Show all lines of the listing that hold the word "grid".

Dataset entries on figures
## Start

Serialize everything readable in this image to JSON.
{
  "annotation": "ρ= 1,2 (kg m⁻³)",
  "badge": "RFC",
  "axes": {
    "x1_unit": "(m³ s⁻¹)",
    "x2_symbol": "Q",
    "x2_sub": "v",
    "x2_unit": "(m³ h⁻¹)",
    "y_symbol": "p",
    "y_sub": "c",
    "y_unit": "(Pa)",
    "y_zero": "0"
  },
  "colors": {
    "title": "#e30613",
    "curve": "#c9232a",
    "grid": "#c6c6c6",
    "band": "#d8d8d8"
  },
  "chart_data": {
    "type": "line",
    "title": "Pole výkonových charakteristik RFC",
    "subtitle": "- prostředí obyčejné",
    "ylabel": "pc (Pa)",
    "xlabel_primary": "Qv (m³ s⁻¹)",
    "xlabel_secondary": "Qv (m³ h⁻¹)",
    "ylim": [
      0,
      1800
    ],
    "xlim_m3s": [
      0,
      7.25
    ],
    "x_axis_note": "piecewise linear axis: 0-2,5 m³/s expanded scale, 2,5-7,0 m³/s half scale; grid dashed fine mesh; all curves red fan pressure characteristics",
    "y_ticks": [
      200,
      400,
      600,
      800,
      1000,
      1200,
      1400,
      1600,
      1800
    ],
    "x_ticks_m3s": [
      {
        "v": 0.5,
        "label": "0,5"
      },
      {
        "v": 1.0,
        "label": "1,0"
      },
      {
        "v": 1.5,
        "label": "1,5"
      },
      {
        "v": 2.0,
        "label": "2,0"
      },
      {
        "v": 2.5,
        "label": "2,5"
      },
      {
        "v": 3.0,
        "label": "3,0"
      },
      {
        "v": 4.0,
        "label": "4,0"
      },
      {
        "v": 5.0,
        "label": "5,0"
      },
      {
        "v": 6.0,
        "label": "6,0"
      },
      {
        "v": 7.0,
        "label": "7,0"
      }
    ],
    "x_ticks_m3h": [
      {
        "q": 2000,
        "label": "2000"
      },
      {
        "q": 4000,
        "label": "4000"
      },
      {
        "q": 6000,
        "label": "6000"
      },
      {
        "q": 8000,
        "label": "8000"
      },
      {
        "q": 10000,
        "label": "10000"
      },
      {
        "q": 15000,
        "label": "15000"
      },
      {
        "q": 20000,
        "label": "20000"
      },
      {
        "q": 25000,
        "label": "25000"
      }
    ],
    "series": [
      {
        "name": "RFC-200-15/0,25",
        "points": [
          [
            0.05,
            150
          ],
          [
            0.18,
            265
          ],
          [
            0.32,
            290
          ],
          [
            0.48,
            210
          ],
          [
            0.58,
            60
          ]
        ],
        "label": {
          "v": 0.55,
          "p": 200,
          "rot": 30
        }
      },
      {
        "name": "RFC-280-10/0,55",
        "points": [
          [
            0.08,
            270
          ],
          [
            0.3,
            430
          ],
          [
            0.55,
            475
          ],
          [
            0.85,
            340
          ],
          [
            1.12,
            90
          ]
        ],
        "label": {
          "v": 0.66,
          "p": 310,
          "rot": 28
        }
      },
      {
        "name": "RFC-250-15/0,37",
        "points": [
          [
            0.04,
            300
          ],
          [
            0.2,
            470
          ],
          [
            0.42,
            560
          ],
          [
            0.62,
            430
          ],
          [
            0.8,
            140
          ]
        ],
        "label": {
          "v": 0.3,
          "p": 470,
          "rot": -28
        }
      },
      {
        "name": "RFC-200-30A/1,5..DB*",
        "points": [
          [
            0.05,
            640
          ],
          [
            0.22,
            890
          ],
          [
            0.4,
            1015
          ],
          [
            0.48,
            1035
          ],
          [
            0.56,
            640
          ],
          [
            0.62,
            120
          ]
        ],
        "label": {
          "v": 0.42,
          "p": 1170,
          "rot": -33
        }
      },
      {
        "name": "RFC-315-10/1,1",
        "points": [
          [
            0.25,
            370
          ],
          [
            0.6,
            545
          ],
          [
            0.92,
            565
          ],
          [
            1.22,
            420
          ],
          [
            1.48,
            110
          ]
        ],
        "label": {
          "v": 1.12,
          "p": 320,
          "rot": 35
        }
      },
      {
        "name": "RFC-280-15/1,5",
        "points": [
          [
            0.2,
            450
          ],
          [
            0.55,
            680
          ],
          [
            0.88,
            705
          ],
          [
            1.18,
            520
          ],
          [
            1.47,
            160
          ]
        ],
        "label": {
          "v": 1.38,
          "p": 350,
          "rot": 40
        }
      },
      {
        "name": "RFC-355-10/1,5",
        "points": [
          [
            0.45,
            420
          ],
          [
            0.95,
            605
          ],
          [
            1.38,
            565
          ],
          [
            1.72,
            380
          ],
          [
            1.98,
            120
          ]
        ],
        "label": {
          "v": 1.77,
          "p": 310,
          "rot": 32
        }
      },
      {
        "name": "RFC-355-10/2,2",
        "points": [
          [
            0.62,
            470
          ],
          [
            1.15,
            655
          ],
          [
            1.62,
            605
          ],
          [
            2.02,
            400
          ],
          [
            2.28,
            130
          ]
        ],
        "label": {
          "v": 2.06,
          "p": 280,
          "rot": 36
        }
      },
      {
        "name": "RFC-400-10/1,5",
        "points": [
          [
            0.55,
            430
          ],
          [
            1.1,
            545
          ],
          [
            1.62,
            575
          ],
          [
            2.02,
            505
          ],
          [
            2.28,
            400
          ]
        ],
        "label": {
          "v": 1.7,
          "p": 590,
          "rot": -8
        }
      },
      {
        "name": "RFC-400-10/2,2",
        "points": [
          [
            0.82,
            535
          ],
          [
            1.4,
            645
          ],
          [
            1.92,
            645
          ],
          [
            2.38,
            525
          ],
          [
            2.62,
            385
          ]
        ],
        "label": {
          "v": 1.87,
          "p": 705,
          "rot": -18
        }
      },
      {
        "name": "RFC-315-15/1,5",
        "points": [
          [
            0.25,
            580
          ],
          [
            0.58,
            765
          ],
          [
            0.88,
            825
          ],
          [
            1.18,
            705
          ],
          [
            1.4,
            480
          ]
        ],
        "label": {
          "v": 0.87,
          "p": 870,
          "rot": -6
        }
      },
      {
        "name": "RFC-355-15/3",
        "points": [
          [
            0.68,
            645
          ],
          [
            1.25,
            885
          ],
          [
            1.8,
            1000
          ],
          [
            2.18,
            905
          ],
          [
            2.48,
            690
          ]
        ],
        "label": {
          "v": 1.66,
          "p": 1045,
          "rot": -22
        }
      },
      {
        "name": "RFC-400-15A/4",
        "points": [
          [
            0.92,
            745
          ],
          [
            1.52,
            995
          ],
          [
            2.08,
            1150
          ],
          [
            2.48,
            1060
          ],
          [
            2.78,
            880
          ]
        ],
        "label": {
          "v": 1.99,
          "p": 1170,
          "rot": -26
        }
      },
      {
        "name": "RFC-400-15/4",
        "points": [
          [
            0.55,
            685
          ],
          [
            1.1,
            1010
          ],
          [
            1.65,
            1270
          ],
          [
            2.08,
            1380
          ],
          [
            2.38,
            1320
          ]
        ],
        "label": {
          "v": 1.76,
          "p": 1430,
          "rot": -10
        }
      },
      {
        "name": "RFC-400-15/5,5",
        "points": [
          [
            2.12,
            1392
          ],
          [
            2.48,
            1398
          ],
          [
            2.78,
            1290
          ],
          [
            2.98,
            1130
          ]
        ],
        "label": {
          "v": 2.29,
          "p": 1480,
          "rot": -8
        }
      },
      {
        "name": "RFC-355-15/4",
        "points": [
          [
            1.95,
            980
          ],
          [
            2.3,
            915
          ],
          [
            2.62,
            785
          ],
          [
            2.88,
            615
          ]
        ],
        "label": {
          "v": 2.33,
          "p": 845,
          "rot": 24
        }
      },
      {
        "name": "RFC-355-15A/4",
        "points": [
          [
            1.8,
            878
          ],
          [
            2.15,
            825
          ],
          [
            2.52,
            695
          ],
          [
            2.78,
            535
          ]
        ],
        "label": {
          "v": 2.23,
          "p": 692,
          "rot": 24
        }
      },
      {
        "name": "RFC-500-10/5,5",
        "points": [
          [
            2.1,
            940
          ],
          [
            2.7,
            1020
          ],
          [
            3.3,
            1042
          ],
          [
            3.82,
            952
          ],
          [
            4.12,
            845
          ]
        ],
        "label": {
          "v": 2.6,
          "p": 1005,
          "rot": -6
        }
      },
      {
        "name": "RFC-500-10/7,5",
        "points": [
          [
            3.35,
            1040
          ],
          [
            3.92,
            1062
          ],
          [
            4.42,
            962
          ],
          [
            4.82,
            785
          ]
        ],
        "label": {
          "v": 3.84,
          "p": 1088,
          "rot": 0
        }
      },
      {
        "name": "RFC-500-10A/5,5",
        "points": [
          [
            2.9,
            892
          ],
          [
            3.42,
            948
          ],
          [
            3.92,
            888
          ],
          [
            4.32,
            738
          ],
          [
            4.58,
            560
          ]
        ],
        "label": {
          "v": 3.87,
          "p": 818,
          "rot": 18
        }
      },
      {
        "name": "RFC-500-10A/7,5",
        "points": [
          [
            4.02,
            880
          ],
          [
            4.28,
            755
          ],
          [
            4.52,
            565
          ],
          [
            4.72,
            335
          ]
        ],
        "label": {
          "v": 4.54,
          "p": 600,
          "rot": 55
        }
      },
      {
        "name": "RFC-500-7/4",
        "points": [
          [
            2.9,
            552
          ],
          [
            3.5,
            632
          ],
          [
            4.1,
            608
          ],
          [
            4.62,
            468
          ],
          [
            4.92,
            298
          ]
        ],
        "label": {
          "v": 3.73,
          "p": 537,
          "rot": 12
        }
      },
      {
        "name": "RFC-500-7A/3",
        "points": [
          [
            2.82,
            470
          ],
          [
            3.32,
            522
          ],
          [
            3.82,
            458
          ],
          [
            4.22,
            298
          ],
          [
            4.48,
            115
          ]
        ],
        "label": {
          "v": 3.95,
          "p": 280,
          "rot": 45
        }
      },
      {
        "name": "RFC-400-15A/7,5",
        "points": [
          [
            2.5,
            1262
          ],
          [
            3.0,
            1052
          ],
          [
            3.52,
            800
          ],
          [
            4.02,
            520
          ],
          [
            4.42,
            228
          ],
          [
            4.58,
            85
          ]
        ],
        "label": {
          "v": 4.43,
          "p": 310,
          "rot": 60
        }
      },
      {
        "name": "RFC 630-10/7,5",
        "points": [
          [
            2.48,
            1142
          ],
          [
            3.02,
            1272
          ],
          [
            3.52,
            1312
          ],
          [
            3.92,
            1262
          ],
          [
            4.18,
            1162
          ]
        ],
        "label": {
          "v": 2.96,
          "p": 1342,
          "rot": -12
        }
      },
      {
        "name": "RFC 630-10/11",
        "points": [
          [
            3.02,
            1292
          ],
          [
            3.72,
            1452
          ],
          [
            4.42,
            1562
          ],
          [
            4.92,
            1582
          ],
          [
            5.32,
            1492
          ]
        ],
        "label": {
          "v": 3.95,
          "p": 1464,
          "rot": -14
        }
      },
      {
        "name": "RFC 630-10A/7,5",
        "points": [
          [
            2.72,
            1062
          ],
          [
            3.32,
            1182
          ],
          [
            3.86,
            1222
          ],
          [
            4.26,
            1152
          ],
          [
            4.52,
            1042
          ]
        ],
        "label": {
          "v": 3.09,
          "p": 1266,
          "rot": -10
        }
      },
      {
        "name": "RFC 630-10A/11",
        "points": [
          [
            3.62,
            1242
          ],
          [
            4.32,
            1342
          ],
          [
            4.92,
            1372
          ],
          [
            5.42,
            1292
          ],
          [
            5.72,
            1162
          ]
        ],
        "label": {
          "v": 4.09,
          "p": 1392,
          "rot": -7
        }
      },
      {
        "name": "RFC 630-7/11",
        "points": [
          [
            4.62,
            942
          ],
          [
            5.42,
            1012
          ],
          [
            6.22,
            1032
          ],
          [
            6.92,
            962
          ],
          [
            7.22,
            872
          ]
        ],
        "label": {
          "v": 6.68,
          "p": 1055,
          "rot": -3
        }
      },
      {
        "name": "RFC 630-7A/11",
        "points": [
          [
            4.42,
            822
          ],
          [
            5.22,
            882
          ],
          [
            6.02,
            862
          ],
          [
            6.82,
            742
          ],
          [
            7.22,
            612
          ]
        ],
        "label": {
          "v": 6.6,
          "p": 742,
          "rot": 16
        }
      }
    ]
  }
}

## End

## OUTPUT FOR THIS EXERCISE
    "grid": "#c6c6c6",
    "x_axis_note": "piecewise linear axis: 0-2,5 m³/s expanded scale, 2,5-7,0 m³/s half scale; grid dashed fine mesh; all curves red fan pressure characteristics",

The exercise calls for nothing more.